Take the material below and write it all out again exactly.

DATA SHOWN
— Start —

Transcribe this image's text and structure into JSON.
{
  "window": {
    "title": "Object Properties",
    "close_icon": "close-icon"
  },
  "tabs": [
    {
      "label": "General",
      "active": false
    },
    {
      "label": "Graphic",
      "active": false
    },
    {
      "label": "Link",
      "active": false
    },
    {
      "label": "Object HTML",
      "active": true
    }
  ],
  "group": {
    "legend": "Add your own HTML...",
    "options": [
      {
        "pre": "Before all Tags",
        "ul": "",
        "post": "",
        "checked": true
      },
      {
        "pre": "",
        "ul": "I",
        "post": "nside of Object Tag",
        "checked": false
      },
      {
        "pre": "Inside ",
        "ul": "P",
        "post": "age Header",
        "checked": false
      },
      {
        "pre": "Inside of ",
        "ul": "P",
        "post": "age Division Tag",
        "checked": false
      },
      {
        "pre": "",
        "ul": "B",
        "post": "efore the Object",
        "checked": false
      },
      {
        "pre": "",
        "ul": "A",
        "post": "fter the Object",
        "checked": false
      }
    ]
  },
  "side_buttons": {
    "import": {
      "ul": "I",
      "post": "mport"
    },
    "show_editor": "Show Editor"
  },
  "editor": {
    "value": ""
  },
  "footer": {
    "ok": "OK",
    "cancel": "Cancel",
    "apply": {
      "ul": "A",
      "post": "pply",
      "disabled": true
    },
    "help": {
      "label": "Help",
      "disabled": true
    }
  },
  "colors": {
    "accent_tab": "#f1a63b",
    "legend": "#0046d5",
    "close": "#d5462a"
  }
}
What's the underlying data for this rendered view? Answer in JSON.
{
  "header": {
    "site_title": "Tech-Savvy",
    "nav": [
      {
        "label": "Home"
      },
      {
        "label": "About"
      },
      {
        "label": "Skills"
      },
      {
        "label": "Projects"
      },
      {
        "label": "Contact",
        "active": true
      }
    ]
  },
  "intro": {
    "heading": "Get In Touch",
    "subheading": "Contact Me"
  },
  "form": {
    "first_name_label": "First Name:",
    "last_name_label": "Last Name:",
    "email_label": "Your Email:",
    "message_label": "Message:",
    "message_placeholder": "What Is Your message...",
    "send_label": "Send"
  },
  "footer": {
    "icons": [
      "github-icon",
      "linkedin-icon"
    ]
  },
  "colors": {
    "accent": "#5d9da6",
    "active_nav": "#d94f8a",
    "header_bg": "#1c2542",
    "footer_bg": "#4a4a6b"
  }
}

— End —

SOLVED PROBLEM
Transcribe this image's text and structure into JSON.
{
  "window": {
    "title": "Object Properties",
    "close_icon": "close-icon"
  },
  "tabs": [
    {
      "label": "General",
      "active": false
    },
    {
      "label": "Graphic",
      "active": false
    },
    {
      "label": "Link",
      "active": false
    },
    {
      "label": "Object HTML",
      "active": true
    }
  ],
  "group": {
    "legend": "Add your own HTML...",
    "options": [
      {
        "pre": "Before all Tags",
        "ul": "",
        "post": "",
        "checked": true
      },
      {
        "pre": "",
        "ul": "I",
        "post": "nside of Object Tag",
        "checked": false
      },
      {
        "pre": "Inside ",
        "ul": "P",
        "post": "age Header",
        "checked": false
      },
      {
        "pre": "Inside of ",
        "ul": "P",
        "post": "age Division Tag",
        "checked": false
      },
      {
        "pre": "",
        "ul": "B",
        "post": "efore the Object",
        "checked": false
      },
      {
        "pre": "",
        "ul": "A",
        "post": "fter the Object",
        "checked": false
      }
    ]
  },
  "side_buttons": {
    "import": {
      "ul": "I",
      "post": "mport"
    },
    "show_editor": "Show Editor"
  },
  "editor": {
    "value": ""
  },
  "footer": {
    "ok": "OK",
    "cancel": "Cancel",
    "apply": {
      "ul": "A",
      "post": "pply",
      "disabled": true
    },
    "help": {
      "label": "Help",
      "disabled": true
    }
  },
  "colors": {
    "accent_tab": "#f1a63b",
    "legend": "#0046d5",
    "close": "#d5462a"
  }
}
What's the underlying data for this rendered view? Answer in JSON.
{
  "header": {
    "site_title": "Tech-Savvy",
    "nav": [
      {
        "label": "Home"
      },
      {
        "label": "About"
      },
      {
        "label": "Skills"
      },
      {
        "label": "Projects"
      },
      {
        "label": "Contact",
        "active": true
      }
    ]
  },
  "intro": {
    "heading": "Get In Touch",
    "subheading": "Contact Me"
  },
  "form": {
    "first_name_label": "First Name:",
    "last_name_label": "Last Name:",
    "email_label": "Your Email:",
    "message_label": "Message:",
    "message_placeholder": "What Is Your message...",
    "send_label": "Send"
  },
  "footer": {
    "icons": [
      "github-icon",
      "linkedin-icon"
    ]
  },
  "colors": {
    "accent": "#5d9da6",
    "active_nav": "#d94f8a",
    "header_bg": "#1c2542",
    "footer_bg": "#4a4a6b"
  }
}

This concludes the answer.